Task:
Exact reproduction of the data is required, with images excluded.

Data items:
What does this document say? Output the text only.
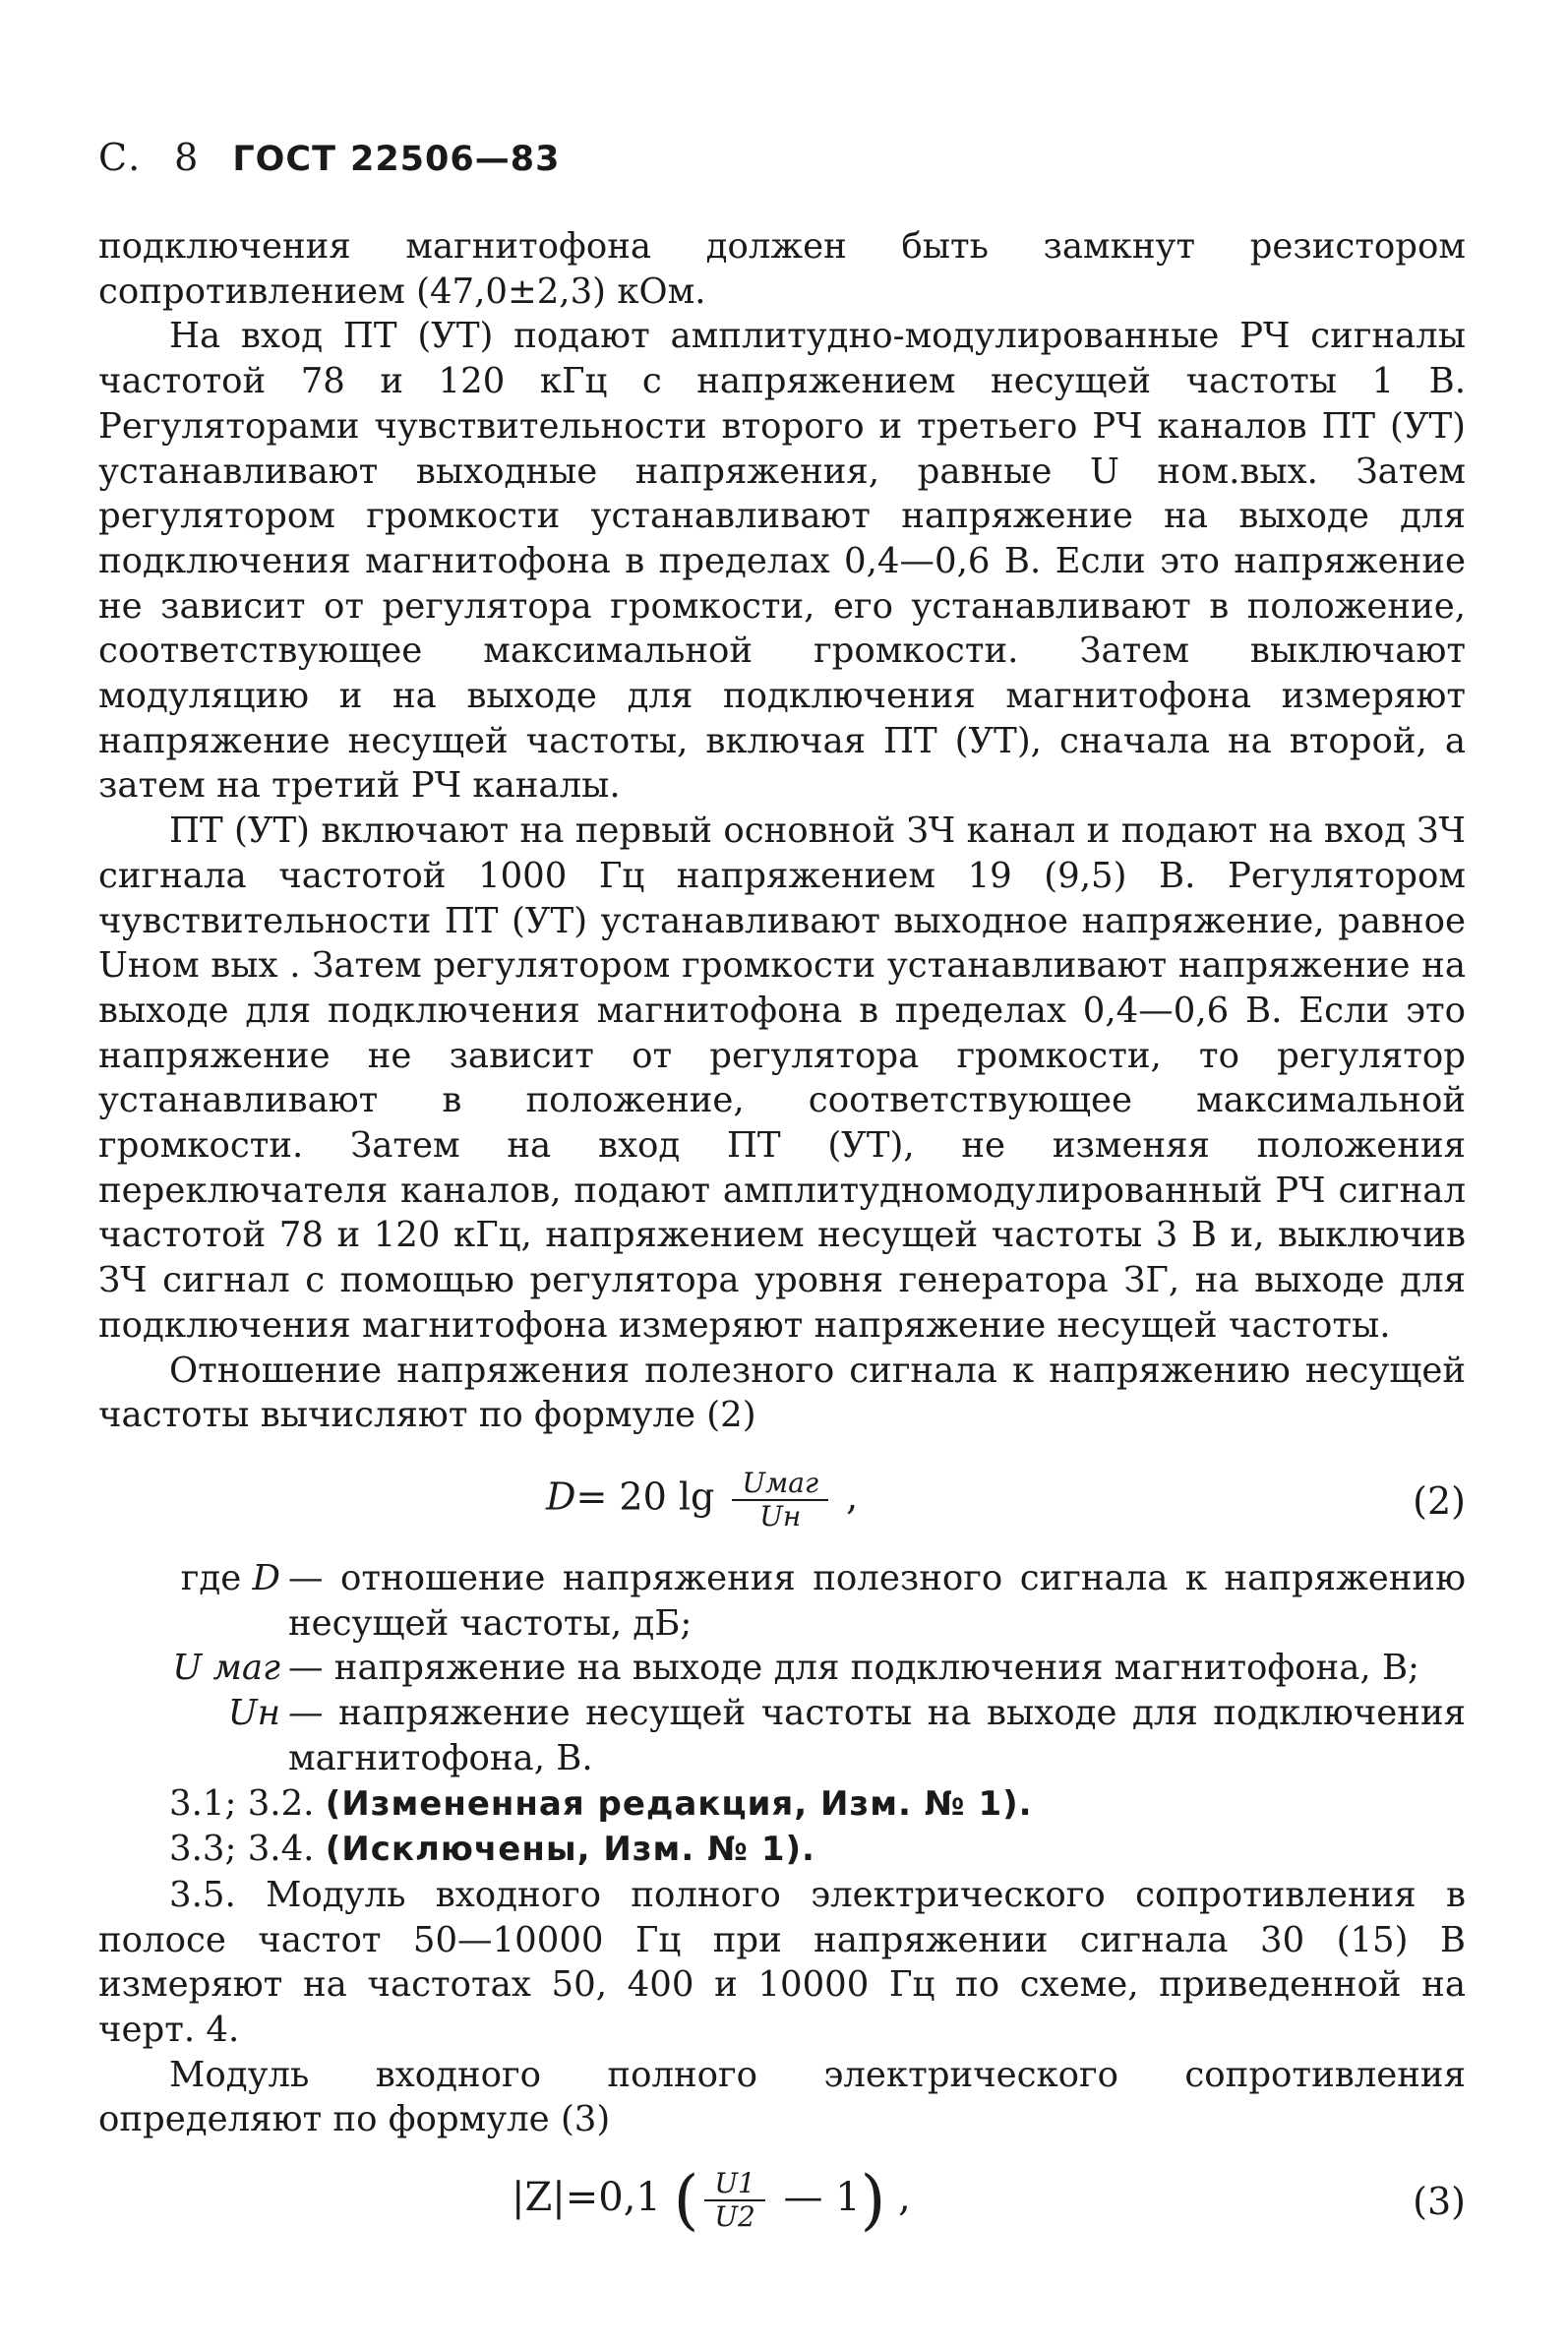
С. 8 ГОСТ 22506—83

подключения магнитофона должен быть замкнут резистором сопротивлением (47,0±2,3) кОм.

На вход ПТ (УТ) подают амплитудно-модулированные РЧ сигналы частотой 78 и 120 кГц с напряжением несущей частоты 1 В. Регуляторами чувствительности второго и третьего РЧ каналов ПТ (УТ) устанавливают выходные напряжения, равные U ном.вых. Затем регулятором громкости устанавливают напряжение на выходе для подключения магнитофона в пределах 0,4—0,6 В. Если это напряжение не зависит от регулятора громкости, его устанавливают в положение, соответствующее максимальной громкости. Затем выключают модуляцию и на выходе для подключения магнитофона измеряют напряжение несущей частоты, включая ПТ (УТ), сначала на второй, а затем на третий РЧ каналы.

ПТ (УТ) включают на первый основной ЗЧ канал и подают на вход ЗЧ сигнала частотой 1000 Гц напряжением 19 (9,5) В. Регулятором чувствительности ПТ (УТ) устанавливают выходное напряжение, равное Uном вых . Затем регулятором громкости устанавливают напряжение на выходе для подключения магнитофона в пределах 0,4—0,6 В. Если это напряжение не зависит от регулятора громкости, то регулятор устанавливают в положение, соответствующее максимальной громкости. Затем на вход ПТ (УТ), не изменяя положения переключателя каналов, подают амплитудномодулированный РЧ сигнал частотой 78 и 120 кГц, напряжением несущей частоты 3 В и, выключив ЗЧ сигнал с помощью регулятора уровня генератора ЗГ, на выходе для подключения магнитофона измеряют напряжение несущей частоты.

Отношение напряжения полезного сигнала к напряжению несущей частоты вычисляют по формуле (2)

D= 20 $\lg \frac{\text{Uмаг}}{Uн}$ ,	(2)
где D — отношение напряжения полезного сигнала к напряжению несущей частоты, дБ;
U маг — напряжение на выходе для подключения магнитофона, В;
Uн — напряжение несущей частоты на выходе для подключения магнитофона, В.

3.1; 3.2. (Измененная редакция, Изм. № 1).

3.3; 3.4. (Исключены, Изм. № 1).

3.5. Модуль входного полного электрического сопротивления в полосе частот 50—10000 Гц при напряжении сигнала 30 (15) В измеряют на частотах 50, 400 и 10000 Гц по схеме, приведенной на черт. 4.

Модуль входного полного электрического сопротивления определяют по формуле (3)

|Z|=0,1 ( $\frac{U1}{U2}$ — 1) ,	(3)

Expected output:
What does this document say? Output the text only.
С. 8 ГОСТ 22506—83

подключения магнитофона должен быть замкнут резистором сопротивлением (47,0±2,3) кОм.

На вход ПТ (УТ) подают амплитудно-модулированные РЧ сигналы частотой 78 и 120 кГц с напряжением несущей частоты 1 В. Регуляторами чувствительности второго и третьего РЧ каналов ПТ (УТ) устанавливают выходные напряжения, равные U ном.вых. Затем регулятором громкости устанавливают напряжение на выходе для подключения магнитофона в пределах 0,4—0,6 В. Если это напряжение не зависит от регулятора громкости, его устанавливают в положение, соответствующее максимальной громкости. Затем выключают модуляцию и на выходе для подключения магнитофона измеряют напряжение несущей частоты, включая ПТ (УТ), сначала на второй, а затем на третий РЧ каналы.

ПТ (УТ) включают на первый основной ЗЧ канал и подают на вход ЗЧ сигнала частотой 1000 Гц напряжением 19 (9,5) В. Регулятором чувствительности ПТ (УТ) устанавливают выходное напряжение, равное Uном вых . Затем регулятором громкости устанавливают напряжение на выходе для подключения магнитофона в пределах 0,4—0,6 В. Если это напряжение не зависит от регулятора громкости, то регулятор устанавливают в положение, соответствующее максимальной громкости. Затем на вход ПТ (УТ), не изменяя положения переключателя каналов, подают амплитудномодулированный РЧ сигнал частотой 78 и 120 кГц, напряжением несущей частоты 3 В и, выключив ЗЧ сигнал с помощью регулятора уровня генератора ЗГ, на выходе для подключения магнитофона измеряют напряжение несущей частоты.

Отношение напряжения полезного сигнала к напряжению несущей частоты вычисляют по формуле (2)

D= 20 $\lg \frac{\text{Uмаг}}{Uн}$ ,	(2)
где D — отношение напряжения полезного сигнала к напряжению несущей частоты, дБ;
U маг — напряжение на выходе для подключения магнитофона, В;
Uн — напряжение несущей частоты на выходе для подключения магнитофона, В.

3.1; 3.2. (Измененная редакция, Изм. № 1).

3.3; 3.4. (Исключены, Изм. № 1).

3.5. Модуль входного полного электрического сопротивления в полосе частот 50—10000 Гц при напряжении сигнала 30 (15) В измеряют на частотах 50, 400 и 10000 Гц по схеме, приведенной на черт. 4.

Модуль входного полного электрического сопротивления определяют по формуле (3)

|Z|=0,1 ( $\frac{U1}{U2}$ — 1) ,	(3)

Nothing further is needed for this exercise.